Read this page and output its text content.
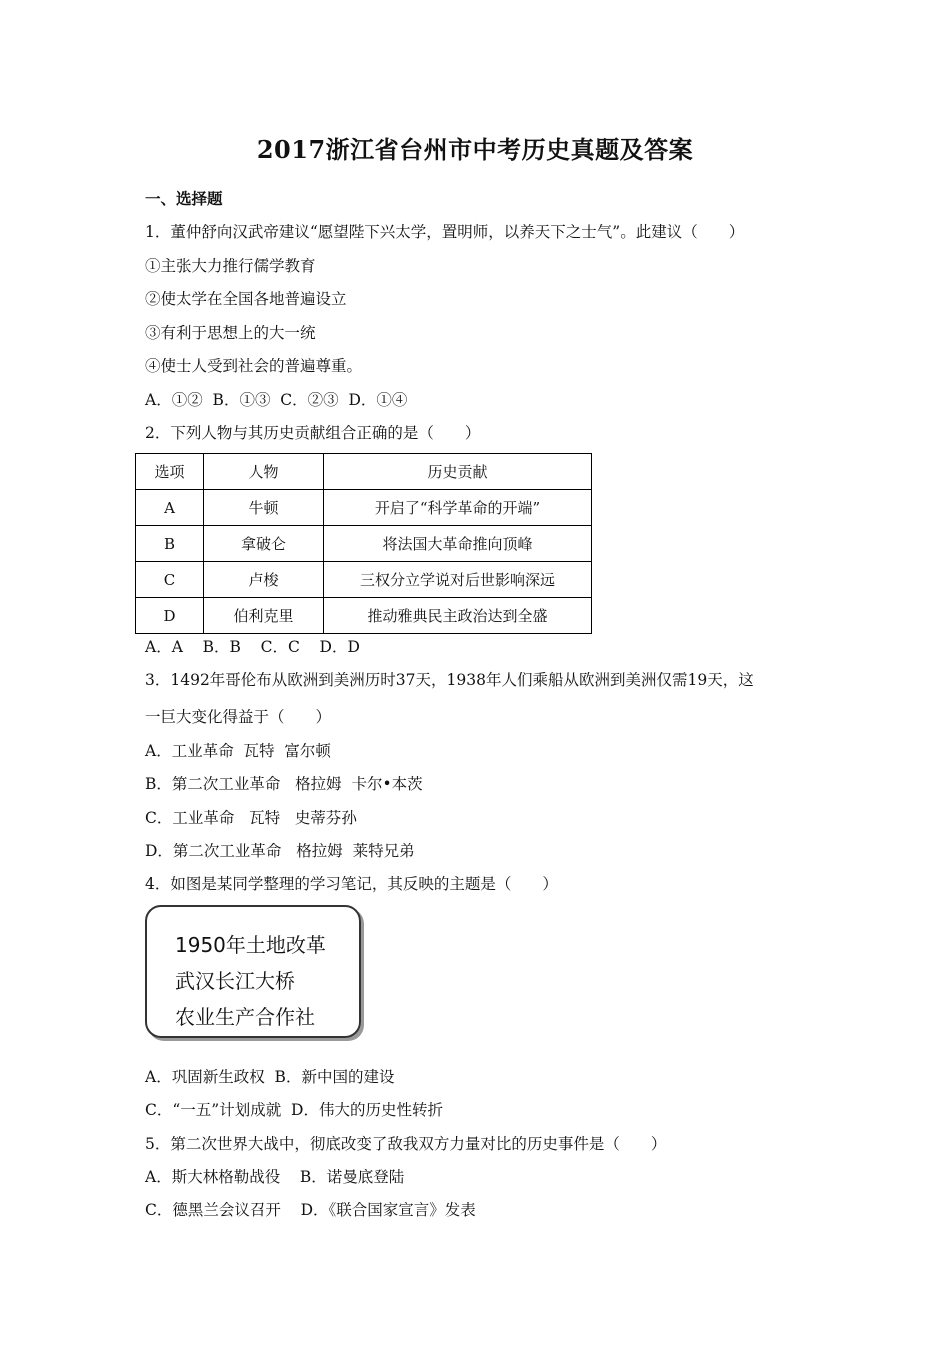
2017浙江省台州市中考历史真题及答案
一、选择题
1．董仲舒向汉武帝建议“愿望陛下兴太学，置明师，以养天下之士气”。此建议（　　）
①主张大力推行儒学教育
②使太学在全国各地普遍设立
③有利于思想上的大一统
④使士人受到社会的普遍尊重。
A．①②  B．①③  C．②③  D．①④
2．下列人物与其历史贡献组合正确的是（　　）
选项	人物	历史贡献
A	牛顿	开启了“科学革命的开端”
B	拿破仑	将法国大革命推向顶峰
C	卢梭	三权分立学说对后世影响深远
D	伯利克里	推动雅典民主政治达到全盛
A．A    B．B    C．C    D．D
3．1492年哥伦布从欧洲到美洲历时37天，1938年人们乘船从欧洲到美洲仅需19天，这
一巨大变化得益于（　　）
A．工业革命  瓦特  富尔顿
B．第二次工业革命   格拉姆  卡尔•本茨
C．工业革命   瓦特   史蒂芬孙
D．第二次工业革命   格拉姆  莱特兄弟
4．如图是某同学整理的学习笔记，其反映的主题是（　　）
1950年土地改革
武汉长江大桥
农业生产合作社
A．巩固新生政权  B．新中国的建设
C．“一五”计划成就  D．伟大的历史性转折
5．第二次世界大战中，彻底改变了敌我双方力量对比的历史事件是（　　）
A．斯大林格勒战役    B．诺曼底登陆
C．德黑兰会议召开    D．《联合国家宣言》发表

§ §

**WRITTEN INSTRUCTION**
Reproduce all the entries that precede this task, word for word, minus any pictures.

**EXERCISE RESPONSE**
Read this page and output its text content.
2017浙江省台州市中考历史真题及答案
一、选择题
1．董仲舒向汉武帝建议“愿望陛下兴太学，置明师，以养天下之士气”。此建议（　　）
①主张大力推行儒学教育
②使太学在全国各地普遍设立
③有利于思想上的大一统
④使士人受到社会的普遍尊重。
A．①②  B．①③  C．②③  D．①④
2．下列人物与其历史贡献组合正确的是（　　）
选项	人物	历史贡献
A	牛顿	开启了“科学革命的开端”
B	拿破仑	将法国大革命推向顶峰
C	卢梭	三权分立学说对后世影响深远
D	伯利克里	推动雅典民主政治达到全盛
A．A    B．B    C．C    D．D
3．1492年哥伦布从欧洲到美洲历时37天，1938年人们乘船从欧洲到美洲仅需19天，这
一巨大变化得益于（　　）
A．工业革命  瓦特  富尔顿
B．第二次工业革命   格拉姆  卡尔•本茨
C．工业革命   瓦特   史蒂芬孙
D．第二次工业革命   格拉姆  莱特兄弟
4．如图是某同学整理的学习笔记，其反映的主题是（　　）
1950年土地改革
武汉长江大桥
农业生产合作社
A．巩固新生政权  B．新中国的建设
C．“一五”计划成就  D．伟大的历史性转折
5．第二次世界大战中，彻底改变了敌我双方力量对比的历史事件是（　　）
A．斯大林格勒战役    B．诺曼底登陆
C．德黑兰会议召开    D．《联合国家宣言》发表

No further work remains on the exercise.